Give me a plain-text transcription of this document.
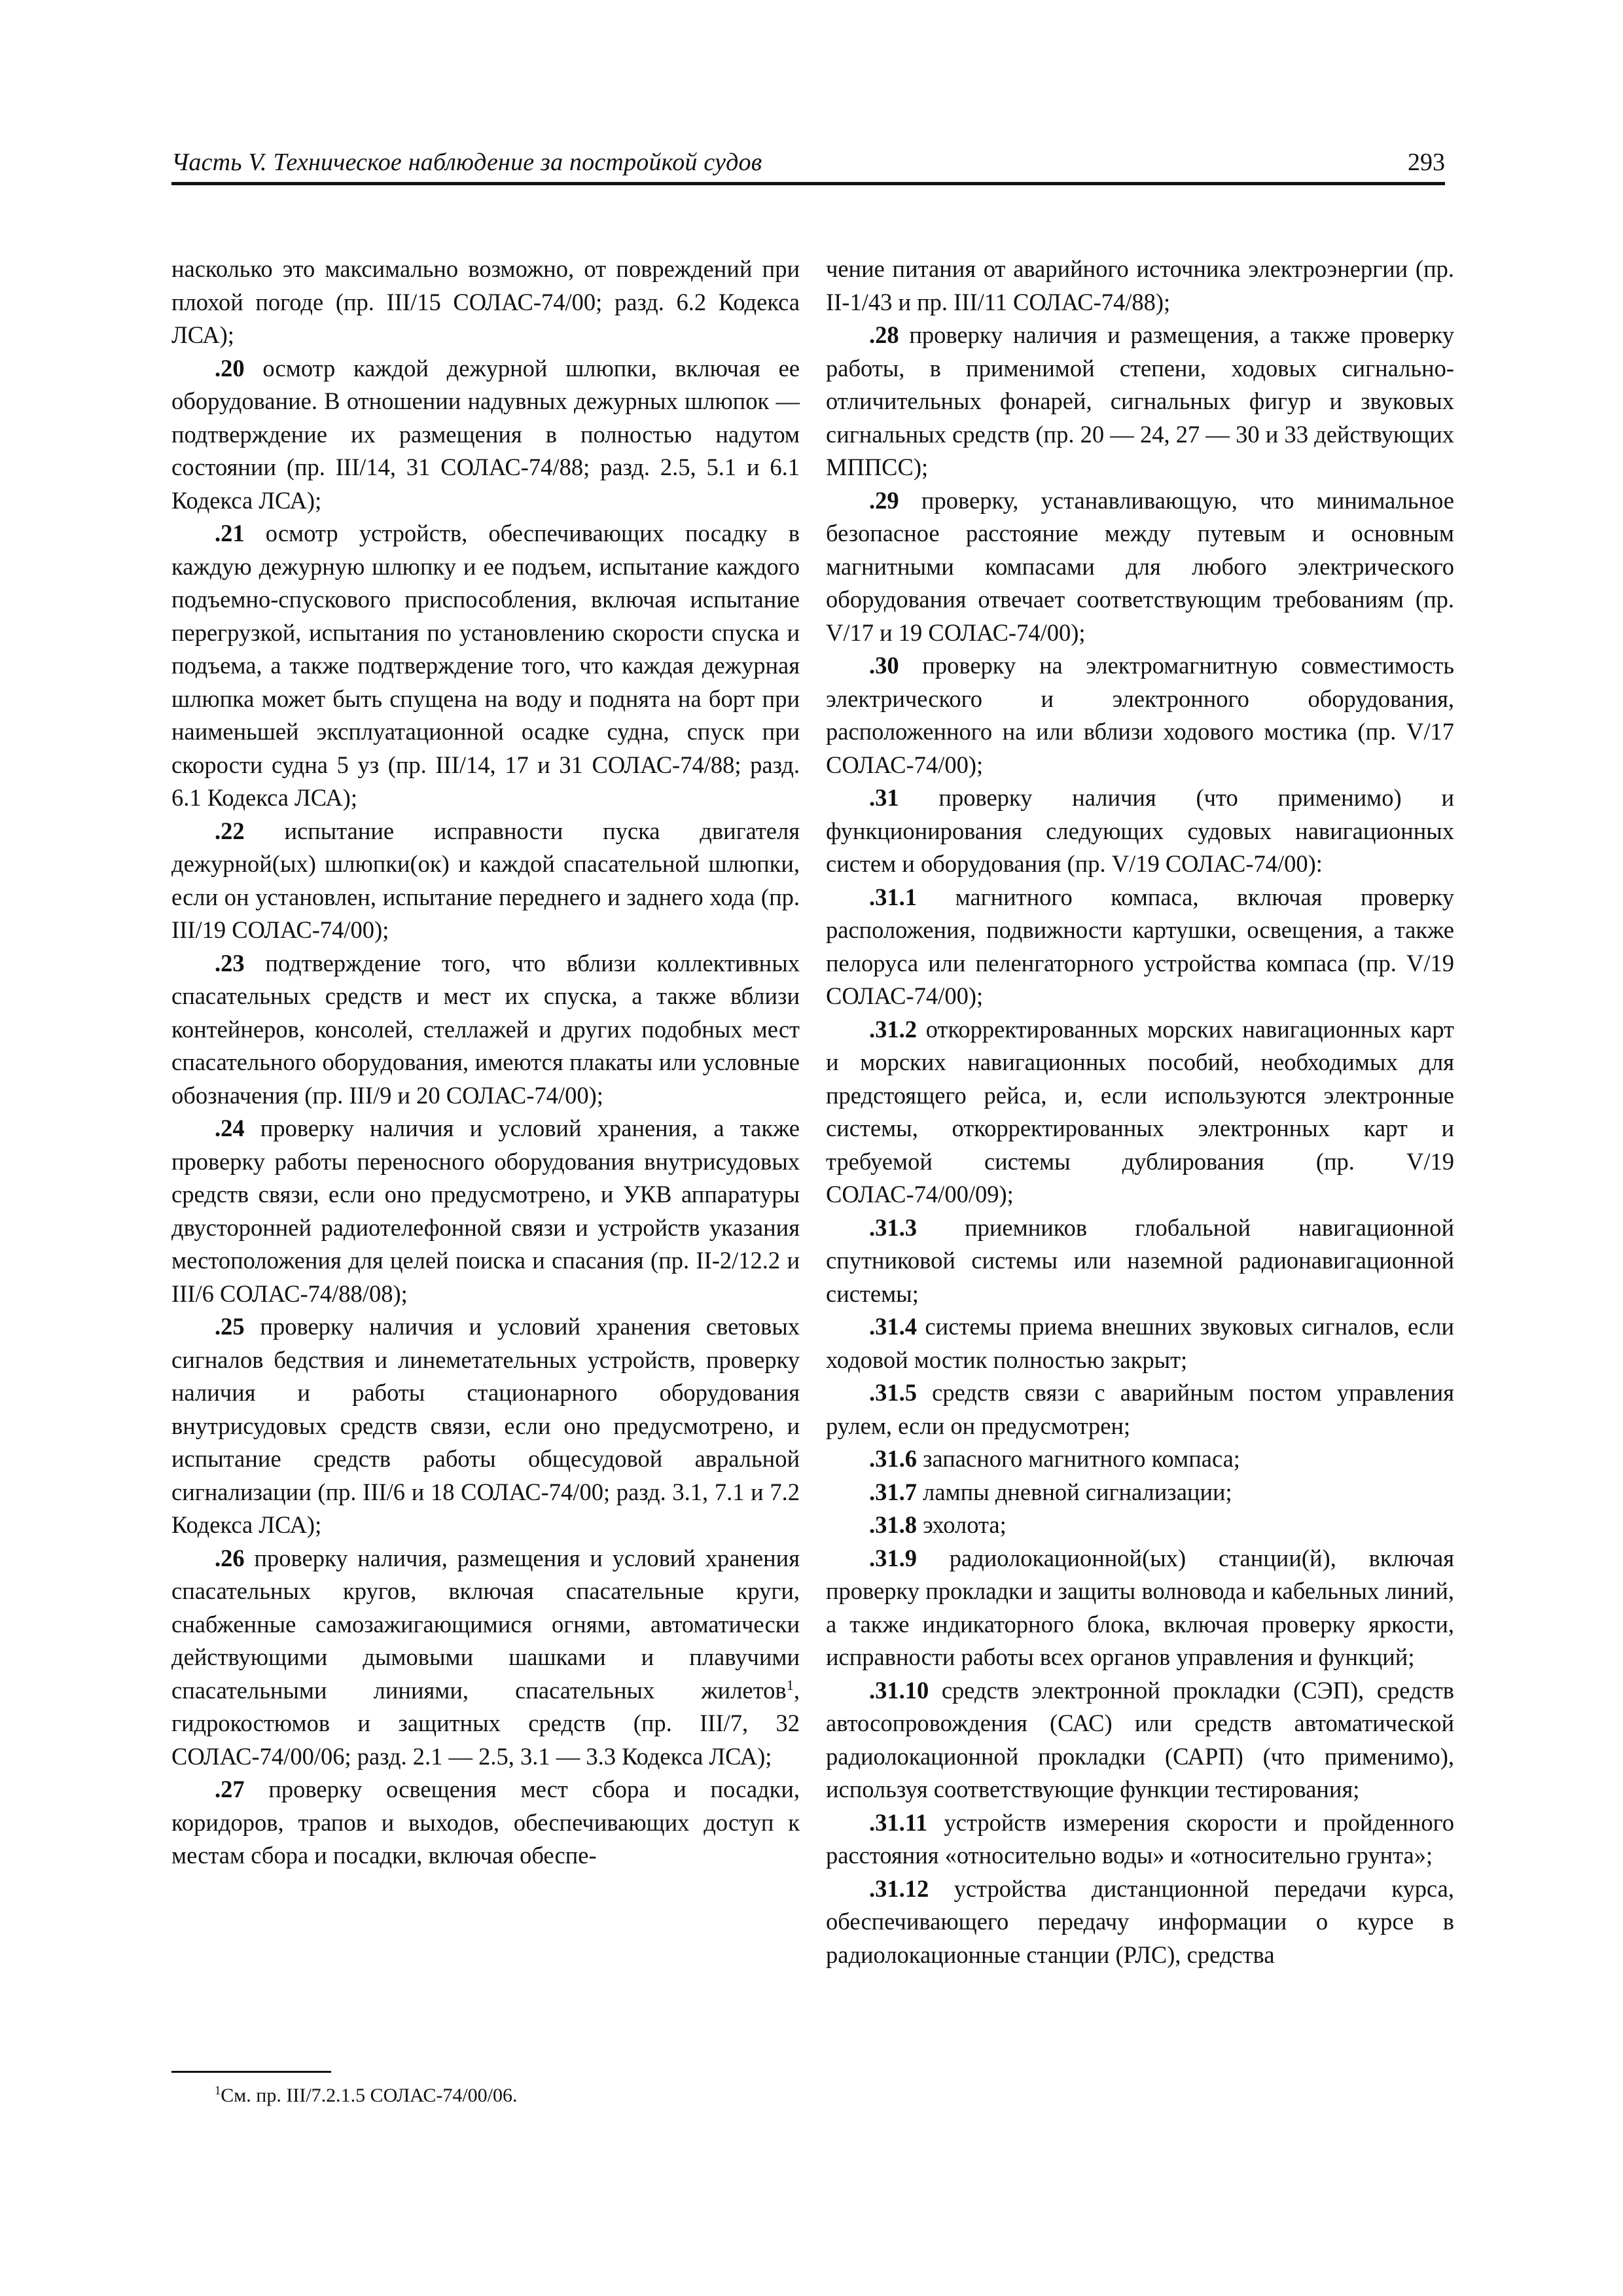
Часть V. Техническое наблюдение за постройкой судов	293

насколько это максимально возможно, от повреждений при плохой погоде (пр. III/15 СОЛАС-74/00; разд. 6.2 Кодекса ЛСА);

.20 осмотр каждой дежурной шлюпки, включая ее оборудование. В отношении надувных дежурных шлюпок — подтверждение их размещения в полностью надутом состоянии (пр. III/14, 31 СОЛАС-74/88; разд. 2.5, 5.1 и 6.1 Кодекса ЛСА);

.21 осмотр устройств, обеспечивающих посадку в каждую дежурную шлюпку и ее подъем, испытание каждого подъемно-спускового приспособления, включая испытание перегрузкой, испытания по установлению скорости спуска и подъема, а также подтверждение того, что каждая дежурная шлюпка может быть спущена на воду и поднята на борт при наименьшей эксплуатационной осадке судна, спуск при скорости судна 5 уз (пр. III/14, 17 и 31 СОЛАС-74/88; разд. 6.1 Кодекса ЛСА);

.22 испытание исправности пуска двигателя дежурной(ых) шлюпки(ок) и каждой спасательной шлюпки, если он установлен, испытание переднего и заднего хода (пр. III/19 СОЛАС-74/00);

.23 подтверждение того, что вблизи коллективных спасательных средств и мест их спуска, а также вблизи контейнеров, консолей, стеллажей и других подобных мест спасательного оборудования, имеются плакаты или условные обозначения (пр. III/9 и 20 СОЛАС-74/00);

.24 проверку наличия и условий хранения, а также проверку работы переносного оборудования внутрисудовых средств связи, если оно предусмотрено, и УКВ аппаратуры двусторонней радиотелефонной связи и устройств указания местоположения для целей поиска и спасания (пр. II-2/12.2 и III/6 СОЛАС-74/88/08);

.25 проверку наличия и условий хранения световых сигналов бедствия и линеметательных устройств, проверку наличия и работы стационарного оборудования внутрисудовых средств связи, если оно предусмотрено, и испытание средств работы общесудовой авральной сигнализации (пр. III/6 и 18 СОЛАС-74/00; разд. 3.1, 7.1 и 7.2 Кодекса ЛСА);

.26 проверку наличия, размещения и условий хранения спасательных кругов, включая спасательные круги, снабженные самозажигающимися огнями, автоматически действующими дымовыми шашками и плавучими спасательными линиями, спасательных жилетов$^1$, гидрокостюмов и защитных средств (пр. III/7, 32 СОЛАС-74/00/06; разд. 2.1 — 2.5, 3.1 — 3.3 Кодекса ЛСА);

.27 проверку освещения мест сбора и посадки, коридоров, трапов и выходов, обеспечивающих доступ к местам сбора и посадки, включая обеспе-

$^1$См. пр. III/7.2.1.5 СОЛАС-74/00/06.

чение питания от аварийного источника электроэнергии (пр. II-1/43 и пр. III/11 СОЛАС-74/88);

.28 проверку наличия и размещения, а также проверку работы, в применимой степени, ходовых сигнально-отличительных фонарей, сигнальных фигур и звуковых сигнальных средств (пр. 20 — 24, 27 — 30 и 33 действующих МППСС);

.29 проверку, устанавливающую, что минимальное безопасное расстояние между путевым и основным магнитными компасами для любого электрического оборудования отвечает соответствующим требованиям (пр. V/17 и 19 СОЛАС-74/00);

.30 проверку на электромагнитную совместимость электрического и электронного оборудования, расположенного на или вблизи ходового мостика (пр. V/17 СОЛАС-74/00);

.31 проверку наличия (что применимо) и функционирования следующих судовых навигационных систем и оборудования (пр. V/19 СОЛАС-74/00):

.31.1 магнитного компаса, включая проверку расположения, подвижности картушки, освещения, а также пелоруса или пеленгаторного устройства компаса (пр. V/19 СОЛАС-74/00);

.31.2 откорректированных морских навигационных карт и морских навигационных пособий, необходимых для предстоящего рейса, и, если используются электронные системы, откорректированных электронных карт и требуемой системы дублирования (пр. V/19 СОЛАС-74/00/09);

.31.3 приемников глобальной навигационной спутниковой системы или наземной радионавигационной системы;

.31.4 системы приема внешних звуковых сигналов, если ходовой мостик полностью закрыт;

.31.5 средств связи с аварийным постом управления рулем, если он предусмотрен;

.31.6 запасного магнитного компаса;

.31.7 лампы дневной сигнализации;

.31.8 эхолота;

.31.9 радиолокационной(ых) станции(й), включая проверку прокладки и защиты волновода и кабельных линий, а также индикаторного блока, включая проверку яркости, исправности работы всех органов управления и функций;

.31.10 средств электронной прокладки (СЭП), средств автосопровождения (САС) или средств автоматической радиолокационной прокладки (САРП) (что применимо), используя соответствующие функции тестирования;

.31.11 устройств измерения скорости и пройденного расстояния «относительно воды» и «относительно грунта»;

.31.12 устройства дистанционной передачи курса, обеспечивающего передачу информации о курсе в радиолокационные станции (РЛС), средства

————————

- _Task to carry out_: Pictures are to be left out; the records above must be repeated word for word.

- _Exercise result_:
Give me a plain-text transcription of this document.
Часть V. Техническое наблюдение за постройкой судов	293

насколько это максимально возможно, от повреждений при плохой погоде (пр. III/15 СОЛАС-74/00; разд. 6.2 Кодекса ЛСА);

.20 осмотр каждой дежурной шлюпки, включая ее оборудование. В отношении надувных дежурных шлюпок — подтверждение их размещения в полностью надутом состоянии (пр. III/14, 31 СОЛАС-74/88; разд. 2.5, 5.1 и 6.1 Кодекса ЛСА);

.21 осмотр устройств, обеспечивающих посадку в каждую дежурную шлюпку и ее подъем, испытание каждого подъемно-спускового приспособления, включая испытание перегрузкой, испытания по установлению скорости спуска и подъема, а также подтверждение того, что каждая дежурная шлюпка может быть спущена на воду и поднята на борт при наименьшей эксплуатационной осадке судна, спуск при скорости судна 5 уз (пр. III/14, 17 и 31 СОЛАС-74/88; разд. 6.1 Кодекса ЛСА);

.22 испытание исправности пуска двигателя дежурной(ых) шлюпки(ок) и каждой спасательной шлюпки, если он установлен, испытание переднего и заднего хода (пр. III/19 СОЛАС-74/00);

.23 подтверждение того, что вблизи коллективных спасательных средств и мест их спуска, а также вблизи контейнеров, консолей, стеллажей и других подобных мест спасательного оборудования, имеются плакаты или условные обозначения (пр. III/9 и 20 СОЛАС-74/00);

.24 проверку наличия и условий хранения, а также проверку работы переносного оборудования внутрисудовых средств связи, если оно предусмотрено, и УКВ аппаратуры двусторонней радиотелефонной связи и устройств указания местоположения для целей поиска и спасания (пр. II-2/12.2 и III/6 СОЛАС-74/88/08);

.25 проверку наличия и условий хранения световых сигналов бедствия и линеметательных устройств, проверку наличия и работы стационарного оборудования внутрисудовых средств связи, если оно предусмотрено, и испытание средств работы общесудовой авральной сигнализации (пр. III/6 и 18 СОЛАС-74/00; разд. 3.1, 7.1 и 7.2 Кодекса ЛСА);

.26 проверку наличия, размещения и условий хранения спасательных кругов, включая спасательные круги, снабженные самозажигающимися огнями, автоматически действующими дымовыми шашками и плавучими спасательными линиями, спасательных жилетов$^1$, гидрокостюмов и защитных средств (пр. III/7, 32 СОЛАС-74/00/06; разд. 2.1 — 2.5, 3.1 — 3.3 Кодекса ЛСА);

.27 проверку освещения мест сбора и посадки, коридоров, трапов и выходов, обеспечивающих доступ к местам сбора и посадки, включая обеспе-

$^1$См. пр. III/7.2.1.5 СОЛАС-74/00/06.

чение питания от аварийного источника электроэнергии (пр. II-1/43 и пр. III/11 СОЛАС-74/88);

.28 проверку наличия и размещения, а также проверку работы, в применимой степени, ходовых сигнально-отличительных фонарей, сигнальных фигур и звуковых сигнальных средств (пр. 20 — 24, 27 — 30 и 33 действующих МППСС);

.29 проверку, устанавливающую, что минимальное безопасное расстояние между путевым и основным магнитными компасами для любого электрического оборудования отвечает соответствующим требованиям (пр. V/17 и 19 СОЛАС-74/00);

.30 проверку на электромагнитную совместимость электрического и электронного оборудования, расположенного на или вблизи ходового мостика (пр. V/17 СОЛАС-74/00);

.31 проверку наличия (что применимо) и функционирования следующих судовых навигационных систем и оборудования (пр. V/19 СОЛАС-74/00):

.31.1 магнитного компаса, включая проверку расположения, подвижности картушки, освещения, а также пелоруса или пеленгаторного устройства компаса (пр. V/19 СОЛАС-74/00);

.31.2 откорректированных морских навигационных карт и морских навигационных пособий, необходимых для предстоящего рейса, и, если используются электронные системы, откорректированных электронных карт и требуемой системы дублирования (пр. V/19 СОЛАС-74/00/09);

.31.3 приемников глобальной навигационной спутниковой системы или наземной радионавигационной системы;

.31.4 системы приема внешних звуковых сигналов, если ходовой мостик полностью закрыт;

.31.5 средств связи с аварийным постом управления рулем, если он предусмотрен;

.31.6 запасного магнитного компаса;

.31.7 лампы дневной сигнализации;

.31.8 эхолота;

.31.9 радиолокационной(ых) станции(й), включая проверку прокладки и защиты волновода и кабельных линий, а также индикаторного блока, включая проверку яркости, исправности работы всех органов управления и функций;

.31.10 средств электронной прокладки (СЭП), средств автосопровождения (САС) или средств автоматической радиолокационной прокладки (САРП) (что применимо), используя соответствующие функции тестирования;

.31.11 устройств измерения скорости и пройденного расстояния «относительно воды» и «относительно грунта»;

.31.12 устройства дистанционной передачи курса, обеспечивающего передачу информации о курсе в радиолокационные станции (РЛС), средства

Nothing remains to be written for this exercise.